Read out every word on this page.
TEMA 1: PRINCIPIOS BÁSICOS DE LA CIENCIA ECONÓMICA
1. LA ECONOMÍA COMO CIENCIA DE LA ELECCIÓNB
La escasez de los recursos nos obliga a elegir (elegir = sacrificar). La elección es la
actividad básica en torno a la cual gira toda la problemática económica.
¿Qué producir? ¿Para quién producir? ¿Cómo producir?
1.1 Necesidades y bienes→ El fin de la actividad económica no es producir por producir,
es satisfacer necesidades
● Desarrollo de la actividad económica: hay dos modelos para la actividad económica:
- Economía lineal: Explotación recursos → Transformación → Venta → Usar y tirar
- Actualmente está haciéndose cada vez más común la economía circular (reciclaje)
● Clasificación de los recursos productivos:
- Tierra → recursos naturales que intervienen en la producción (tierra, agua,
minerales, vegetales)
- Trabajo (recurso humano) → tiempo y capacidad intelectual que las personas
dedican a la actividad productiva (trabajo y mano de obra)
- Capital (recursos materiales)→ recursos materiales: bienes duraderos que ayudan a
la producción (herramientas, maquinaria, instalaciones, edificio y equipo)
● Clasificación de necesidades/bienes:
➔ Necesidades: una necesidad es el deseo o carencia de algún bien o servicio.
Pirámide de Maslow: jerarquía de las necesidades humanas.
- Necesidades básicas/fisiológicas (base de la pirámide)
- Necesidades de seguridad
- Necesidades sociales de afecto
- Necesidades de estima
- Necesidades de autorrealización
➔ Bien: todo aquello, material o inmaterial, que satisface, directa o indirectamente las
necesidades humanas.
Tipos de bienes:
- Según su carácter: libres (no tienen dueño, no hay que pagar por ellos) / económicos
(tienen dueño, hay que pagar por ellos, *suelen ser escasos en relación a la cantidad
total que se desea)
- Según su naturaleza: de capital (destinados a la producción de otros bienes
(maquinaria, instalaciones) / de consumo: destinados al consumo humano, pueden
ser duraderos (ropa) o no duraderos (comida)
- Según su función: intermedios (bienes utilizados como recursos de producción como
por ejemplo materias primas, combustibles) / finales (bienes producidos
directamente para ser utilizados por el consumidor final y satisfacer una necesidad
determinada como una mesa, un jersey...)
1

────────────────────

• _SET PROBLEM_
Write out the full listing, keeping every line exactly as it is.

• _RESULT_
Read out every word on this page.
TEMA 1: PRINCIPIOS BÁSICOS DE LA CIENCIA ECONÓMICA
1. LA ECONOMÍA COMO CIENCIA DE LA ELECCIÓNB
La escasez de los recursos nos obliga a elegir (elegir = sacrificar). La elección es la
actividad básica en torno a la cual gira toda la problemática económica.
¿Qué producir? ¿Para quién producir? ¿Cómo producir?
1.1 Necesidades y bienes→ El fin de la actividad económica no es producir por producir,
es satisfacer necesidades
● Desarrollo de la actividad económica: hay dos modelos para la actividad económica:
- Economía lineal: Explotación recursos → Transformación → Venta → Usar y tirar
- Actualmente está haciéndose cada vez más común la economía circular (reciclaje)
● Clasificación de los recursos productivos:
- Tierra → recursos naturales que intervienen en la producción (tierra, agua,
minerales, vegetales)
- Trabajo (recurso humano) → tiempo y capacidad intelectual que las personas
dedican a la actividad productiva (trabajo y mano de obra)
- Capital (recursos materiales)→ recursos materiales: bienes duraderos que ayudan a
la producción (herramientas, maquinaria, instalaciones, edificio y equipo)
● Clasificación de necesidades/bienes:
➔ Necesidades: una necesidad es el deseo o carencia de algún bien o servicio.
Pirámide de Maslow: jerarquía de las necesidades humanas.
- Necesidades básicas/fisiológicas (base de la pirámide)
- Necesidades de seguridad
- Necesidades sociales de afecto
- Necesidades de estima
- Necesidades de autorrealización
➔ Bien: todo aquello, material o inmaterial, que satisface, directa o indirectamente las
necesidades humanas.
Tipos de bienes:
- Según su carácter: libres (no tienen dueño, no hay que pagar por ellos) / económicos
(tienen dueño, hay que pagar por ellos, *suelen ser escasos en relación a la cantidad
total que se desea)
- Según su naturaleza: de capital (destinados a la producción de otros bienes
(maquinaria, instalaciones) / de consumo: destinados al consumo humano, pueden
ser duraderos (ropa) o no duraderos (comida)
- Según su función: intermedios (bienes utilizados como recursos de producción como
por ejemplo materias primas, combustibles) / finales (bienes producidos
directamente para ser utilizados por el consumidor final y satisfacer una necesidad
determinada como una mesa, un jersey...)
1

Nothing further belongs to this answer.